◆ THE REQUEST
Locate each line containing the string "this" and copy it out.

══════

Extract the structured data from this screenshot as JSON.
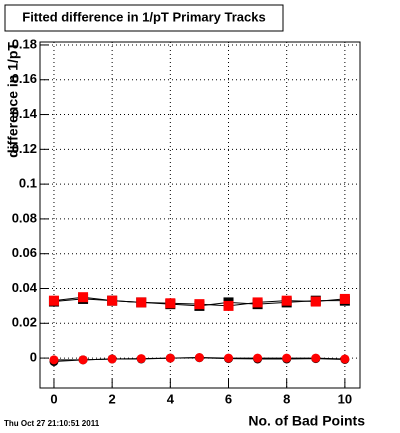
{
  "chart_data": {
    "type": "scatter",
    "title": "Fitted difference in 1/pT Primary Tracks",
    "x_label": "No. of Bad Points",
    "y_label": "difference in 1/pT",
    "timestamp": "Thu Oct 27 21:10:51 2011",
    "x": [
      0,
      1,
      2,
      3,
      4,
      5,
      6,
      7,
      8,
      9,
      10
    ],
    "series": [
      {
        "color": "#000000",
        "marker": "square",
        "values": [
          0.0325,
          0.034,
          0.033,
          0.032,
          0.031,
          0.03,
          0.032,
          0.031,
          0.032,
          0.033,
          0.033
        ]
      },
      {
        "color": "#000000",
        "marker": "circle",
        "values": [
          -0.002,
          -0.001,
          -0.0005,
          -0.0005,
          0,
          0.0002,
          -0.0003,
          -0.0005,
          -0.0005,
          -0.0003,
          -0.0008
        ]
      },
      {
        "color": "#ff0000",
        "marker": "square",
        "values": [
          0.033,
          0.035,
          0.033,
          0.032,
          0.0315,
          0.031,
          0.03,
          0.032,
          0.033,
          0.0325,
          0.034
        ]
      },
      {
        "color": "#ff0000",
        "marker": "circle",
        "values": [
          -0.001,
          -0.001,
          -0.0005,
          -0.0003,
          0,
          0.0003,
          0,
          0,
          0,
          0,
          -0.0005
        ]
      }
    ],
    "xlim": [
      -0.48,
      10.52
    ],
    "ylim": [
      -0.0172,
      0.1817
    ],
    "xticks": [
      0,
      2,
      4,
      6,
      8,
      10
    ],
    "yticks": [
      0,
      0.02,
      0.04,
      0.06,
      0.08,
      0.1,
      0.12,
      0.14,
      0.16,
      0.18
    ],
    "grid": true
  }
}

══════

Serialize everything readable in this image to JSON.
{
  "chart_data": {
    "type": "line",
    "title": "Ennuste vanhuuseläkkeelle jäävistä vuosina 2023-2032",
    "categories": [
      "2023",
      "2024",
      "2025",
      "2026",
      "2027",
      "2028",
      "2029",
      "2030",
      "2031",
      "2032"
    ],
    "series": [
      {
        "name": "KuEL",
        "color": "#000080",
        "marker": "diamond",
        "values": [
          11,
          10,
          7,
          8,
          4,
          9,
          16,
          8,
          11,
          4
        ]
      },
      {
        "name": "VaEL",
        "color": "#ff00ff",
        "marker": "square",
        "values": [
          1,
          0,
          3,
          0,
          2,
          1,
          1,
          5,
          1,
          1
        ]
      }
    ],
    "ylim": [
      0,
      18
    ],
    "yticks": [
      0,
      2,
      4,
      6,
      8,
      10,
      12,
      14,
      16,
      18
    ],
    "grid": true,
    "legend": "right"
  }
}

══════

◆ REPLY
Extract the structured data from this screenshot as JSON.
Serialize everything readable in this image to JSON.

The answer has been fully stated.